SET OF TASKS:
[a] From the passage on Indian Air Force transport aircraft, reproduce word for word the stretch starting at "On 04 Jun 1987, five" and ending at "in the sub-continent.".
[b] According to the passage on Indian Air Force transport aircraft, when was the first C-130J delivered to the IAF?

SELECTED EXCERPT:
□ □ □

On 04 Jun 1987, five An-32s escorted by four Mirage 2000s undertook food supply drop mission “Poomalai” over Jaffna peninsula. Induction of IL-76 in mid-1980s for the first time brought strategic lift capability in the sub-continent.

IAF today has 17 IL-76MD (freighter), seven IL-78MKI (Air Refuellers), and five ‘A-50’ with Israeli Phalcon radar as AWACs. IL-76s are being used to logistically sustain the Indian Army in the Northern Himalayas and for inter theatre air transportation.

IAF purchased six C-130 J-30s in early 2008 at a reported contract value of US$1.2 billion for its special operations forces. It had option to buy six more aircraft. The Lockheed Martin C-130J “Super” Hercules is a four-engine turboprop military transport aircraft. The C-130J is a comprehensive update of the earlier variant, with new engines, flight deck, digital avionics (including head-up displays for each pilot), has reduced crew requirements, and 41% shorter take off distance. The first C-130J was delivered to the IAF in December 2010.The typical C-130J payload of 33 tons include three armoured personnel carriers, five pallets, 74 stretchers, 92 equipped combat troops or 64 para troops. The aircraft has an electro-optical missile warning system, a radar warning receiver, and countermeasures system dispensing chaff and infra-red flares or GEN-X active expendable decoys. IAF set a new world record for C-130 J by landing it at Daulat Beg Oldie at an altitude of 16,700 feet near Karakoram pass. C-130s have been playing a big role in disaster management in the Uttarakhand and Kashmir floods among others.

□ □ □

DATA UNDER STUDY:
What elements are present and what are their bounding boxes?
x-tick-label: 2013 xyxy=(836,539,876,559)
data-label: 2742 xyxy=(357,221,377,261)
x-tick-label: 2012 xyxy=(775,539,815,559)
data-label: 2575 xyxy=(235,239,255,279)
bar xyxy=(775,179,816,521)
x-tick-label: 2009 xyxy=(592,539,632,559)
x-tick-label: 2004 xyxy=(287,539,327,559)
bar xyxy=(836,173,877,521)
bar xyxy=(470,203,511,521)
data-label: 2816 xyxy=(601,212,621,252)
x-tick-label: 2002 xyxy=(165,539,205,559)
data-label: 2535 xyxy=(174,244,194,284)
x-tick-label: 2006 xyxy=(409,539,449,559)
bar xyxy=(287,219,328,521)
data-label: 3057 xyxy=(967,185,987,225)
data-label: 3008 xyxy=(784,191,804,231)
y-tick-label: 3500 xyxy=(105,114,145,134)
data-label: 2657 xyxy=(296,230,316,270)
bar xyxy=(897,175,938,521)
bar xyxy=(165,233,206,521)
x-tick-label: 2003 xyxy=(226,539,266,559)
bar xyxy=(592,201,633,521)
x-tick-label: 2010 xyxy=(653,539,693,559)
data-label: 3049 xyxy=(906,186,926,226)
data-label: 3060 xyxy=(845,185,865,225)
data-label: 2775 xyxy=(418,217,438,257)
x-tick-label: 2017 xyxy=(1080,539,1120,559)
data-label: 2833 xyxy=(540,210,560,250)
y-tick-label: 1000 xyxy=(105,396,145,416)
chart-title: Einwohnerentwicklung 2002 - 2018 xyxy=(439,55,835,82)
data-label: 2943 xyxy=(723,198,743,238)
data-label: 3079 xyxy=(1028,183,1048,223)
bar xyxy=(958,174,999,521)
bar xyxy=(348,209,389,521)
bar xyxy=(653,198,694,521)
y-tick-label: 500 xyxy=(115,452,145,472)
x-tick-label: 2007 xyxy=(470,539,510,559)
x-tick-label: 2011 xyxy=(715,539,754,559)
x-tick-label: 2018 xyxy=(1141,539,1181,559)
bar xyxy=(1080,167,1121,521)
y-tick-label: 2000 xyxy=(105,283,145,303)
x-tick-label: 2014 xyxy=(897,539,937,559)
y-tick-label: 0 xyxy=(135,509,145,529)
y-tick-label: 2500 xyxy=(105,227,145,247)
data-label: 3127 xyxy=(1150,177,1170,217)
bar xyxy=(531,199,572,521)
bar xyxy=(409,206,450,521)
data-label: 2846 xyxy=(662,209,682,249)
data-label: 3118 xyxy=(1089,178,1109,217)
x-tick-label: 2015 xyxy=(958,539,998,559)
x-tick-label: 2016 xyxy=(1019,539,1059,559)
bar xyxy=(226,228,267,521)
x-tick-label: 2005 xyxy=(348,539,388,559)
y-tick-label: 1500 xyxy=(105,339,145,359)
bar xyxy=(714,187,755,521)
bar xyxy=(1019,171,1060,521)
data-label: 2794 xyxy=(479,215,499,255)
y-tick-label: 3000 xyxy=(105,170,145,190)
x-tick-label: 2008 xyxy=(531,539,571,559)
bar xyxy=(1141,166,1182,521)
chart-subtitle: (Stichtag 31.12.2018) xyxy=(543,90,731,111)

□ □ □

SOLVED PROBLEMS:
[a]
On 04 Jun 1987, five An-32s escorted by four Mirage 2000s undertook food supply drop mission “Poomalai” over Jaffna peninsula. Induction of IL-76 in mid-1980s for the first time brought strategic lift capability in the sub-continent.

[b] December 2010